---------- Input data

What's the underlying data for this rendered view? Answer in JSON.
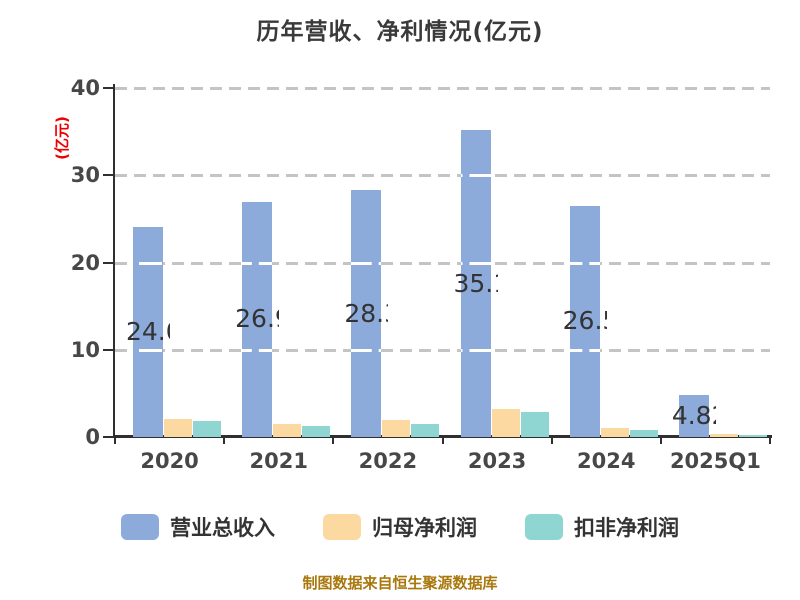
{
  "title": "历年营收、净利情况(亿元)",
  "y_axis_label": "(亿元)",
  "footer": "制图数据来自恒生聚源数据库",
  "colors": {
    "revenue_bar": "#8cabdb",
    "net_profit_bar": "#fbd9a0",
    "deducted_profit_bar": "#8fd6d2",
    "grid_back": "#c4c4c4",
    "grid_front": "#ffffff",
    "axis": "#2f2f2f",
    "title_text": "#3a3a3a",
    "tick_text": "#474747",
    "y_axis_label_text": "#ec0000",
    "footer_text": "#a9780d",
    "value_label_text": "#333333"
  },
  "chart_data": {
    "type": "bar",
    "title": "历年营收、净利情况(亿元)",
    "xlabel": "",
    "ylabel": "(亿元)",
    "categories": [
      "2020",
      "2021",
      "2022",
      "2023",
      "2024",
      "2025Q1"
    ],
    "series": [
      {
        "name": "营业总收入",
        "color": "#8cabdb",
        "values": [
          24.06,
          26.99,
          28.3,
          35.15,
          26.51,
          4.82
        ],
        "labels": [
          "24.06",
          "26.99",
          "28.30",
          "35.15",
          "26.51",
          "4.82"
        ]
      },
      {
        "name": "归母净利润",
        "color": "#fbd9a0",
        "values": [
          2.1,
          1.5,
          1.9,
          3.2,
          1.0,
          0.3
        ]
      },
      {
        "name": "扣非净利润",
        "color": "#8fd6d2",
        "values": [
          1.8,
          1.3,
          1.5,
          2.9,
          0.8,
          0.25
        ]
      }
    ],
    "ylim": [
      0,
      40
    ],
    "yticks": [
      0,
      10,
      20,
      30,
      40
    ],
    "grid": "horizontal dashed",
    "legend_position": "bottom",
    "value_labels_series": "营业总收入"
  },
  "legend": {
    "items": [
      {
        "label": "营业总收入",
        "color": "#8cabdb"
      },
      {
        "label": "归母净利润",
        "color": "#fbd9a0"
      },
      {
        "label": "扣非净利润",
        "color": "#8fd6d2"
      }
    ]
  }
}
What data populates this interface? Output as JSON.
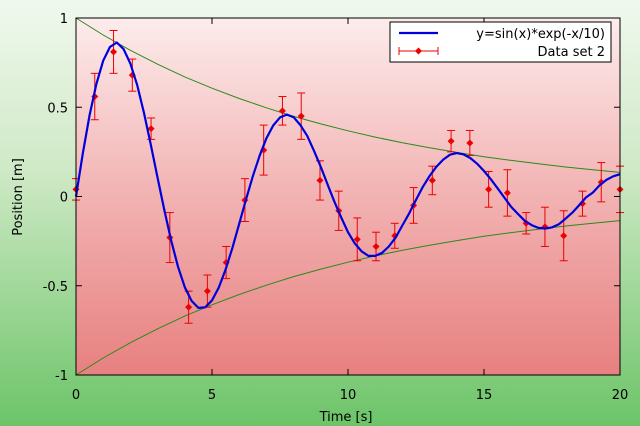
{
  "chart_data": {
    "type": "line",
    "title": "",
    "xlabel": "Time [s]",
    "ylabel": "Position [m]",
    "xlim": [
      0,
      20
    ],
    "ylim": [
      -1,
      1
    ],
    "xticks": [
      {
        "value": 0,
        "label": "0"
      },
      {
        "value": 5,
        "label": "5"
      },
      {
        "value": 10,
        "label": "10"
      },
      {
        "value": 15,
        "label": "15"
      },
      {
        "value": 20,
        "label": "20"
      }
    ],
    "yticks": [
      {
        "value": -1,
        "label": "-1"
      },
      {
        "value": -0.5,
        "label": "-0.5"
      },
      {
        "value": 0,
        "label": "0"
      },
      {
        "value": 0.5,
        "label": "0.5"
      },
      {
        "value": 1,
        "label": "1"
      }
    ],
    "grid": false,
    "legend_position": "top-right",
    "series": [
      {
        "name": "y=sin(x)*exp(-x/10)",
        "kind": "curve",
        "color": "#0000dd",
        "x": [
          0,
          0.25,
          0.5,
          0.75,
          1,
          1.25,
          1.5,
          1.75,
          2,
          2.25,
          2.5,
          2.75,
          3,
          3.25,
          3.5,
          3.75,
          4,
          4.25,
          4.5,
          4.75,
          5,
          5.25,
          5.5,
          5.75,
          6,
          6.25,
          6.5,
          6.75,
          7,
          7.25,
          7.5,
          7.75,
          8,
          8.25,
          8.5,
          8.75,
          9,
          9.25,
          9.5,
          9.75,
          10,
          10.25,
          10.5,
          10.75,
          11,
          11.25,
          11.5,
          11.75,
          12,
          12.25,
          12.5,
          12.75,
          13,
          13.25,
          13.5,
          13.75,
          14,
          14.25,
          14.5,
          14.75,
          15,
          15.25,
          15.5,
          15.75,
          16,
          16.25,
          16.5,
          16.75,
          17,
          17.25,
          17.5,
          17.75,
          18,
          18.25,
          18.5,
          18.75,
          19,
          19.25,
          19.5,
          19.75,
          20
        ],
        "y": [
          0,
          0.241,
          0.456,
          0.631,
          0.761,
          0.838,
          0.863,
          0.826,
          0.744,
          0.624,
          0.468,
          0.29,
          0.104,
          -0.078,
          -0.247,
          -0.393,
          -0.508,
          -0.585,
          -0.624,
          -0.621,
          -0.582,
          -0.51,
          -0.409,
          -0.288,
          -0.153,
          -0.017,
          0.113,
          0.228,
          0.326,
          0.398,
          0.443,
          0.459,
          0.444,
          0.4,
          0.34,
          0.256,
          0.166,
          0.067,
          -0.029,
          -0.117,
          -0.2,
          -0.263,
          -0.307,
          -0.333,
          -0.333,
          -0.316,
          -0.28,
          -0.23,
          -0.162,
          -0.094,
          -0.019,
          0.054,
          0.115,
          0.167,
          0.207,
          0.234,
          0.243,
          0.236,
          0.215,
          0.183,
          0.143,
          0.097,
          0.046,
          -0.006,
          -0.058,
          -0.098,
          -0.136,
          -0.16,
          -0.176,
          -0.179,
          -0.173,
          -0.156,
          -0.124,
          -0.09,
          -0.048,
          -0.005,
          0.022,
          0.063,
          0.093,
          0.113,
          0.125
        ]
      },
      {
        "name": "",
        "kind": "envelope",
        "color": "#2a8a1a",
        "x": [
          0,
          1,
          2,
          3,
          4,
          5,
          6,
          7,
          8,
          9,
          10,
          11,
          12,
          13,
          14,
          15,
          16,
          17,
          18,
          19,
          20
        ],
        "y": [
          1,
          0.905,
          0.819,
          0.741,
          0.67,
          0.607,
          0.549,
          0.497,
          0.449,
          0.407,
          0.368,
          0.333,
          0.301,
          0.273,
          0.247,
          0.223,
          0.202,
          0.183,
          0.165,
          0.15,
          0.135
        ]
      },
      {
        "name": "",
        "kind": "envelope",
        "color": "#2a8a1a",
        "x": [
          0,
          1,
          2,
          3,
          4,
          5,
          6,
          7,
          8,
          9,
          10,
          11,
          12,
          13,
          14,
          15,
          16,
          17,
          18,
          19,
          20
        ],
        "y": [
          -1,
          -0.905,
          -0.819,
          -0.741,
          -0.67,
          -0.607,
          -0.549,
          -0.497,
          -0.449,
          -0.407,
          -0.368,
          -0.333,
          -0.301,
          -0.273,
          -0.247,
          -0.223,
          -0.202,
          -0.183,
          -0.165,
          -0.15,
          -0.135
        ]
      },
      {
        "name": "Data set 2",
        "kind": "errorbar",
        "color": "#ee0000",
        "x": [
          0,
          0.69,
          1.38,
          2.07,
          2.76,
          3.45,
          4.14,
          4.83,
          5.52,
          6.21,
          6.9,
          7.59,
          8.28,
          8.97,
          9.66,
          10.34,
          11.03,
          11.72,
          12.41,
          13.1,
          13.79,
          14.48,
          15.17,
          15.86,
          16.55,
          17.24,
          17.93,
          18.62,
          19.31,
          20
        ],
        "y": [
          0.04,
          0.56,
          0.81,
          0.68,
          0.38,
          -0.23,
          -0.62,
          -0.53,
          -0.37,
          -0.02,
          0.26,
          0.48,
          0.45,
          0.09,
          -0.08,
          -0.24,
          -0.28,
          -0.22,
          -0.05,
          0.09,
          0.31,
          0.3,
          0.04,
          0.02,
          -0.15,
          -0.17,
          -0.22,
          -0.04,
          0.08,
          0.04
        ],
        "err": [
          0.06,
          0.13,
          0.12,
          0.09,
          0.06,
          0.14,
          0.09,
          0.09,
          0.09,
          0.12,
          0.14,
          0.08,
          0.13,
          0.11,
          0.11,
          0.12,
          0.08,
          0.07,
          0.1,
          0.08,
          0.06,
          0.07,
          0.1,
          0.13,
          0.06,
          0.11,
          0.14,
          0.07,
          0.11,
          0.13
        ]
      }
    ]
  }
}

--------------------

◆ What you will do
Pull out each line of the records holding the string "净利情况".

◆ Result for this exercise
  "title": "历年营收、净利情况(亿元)",
    "title": "历年营收、净利情况(亿元)",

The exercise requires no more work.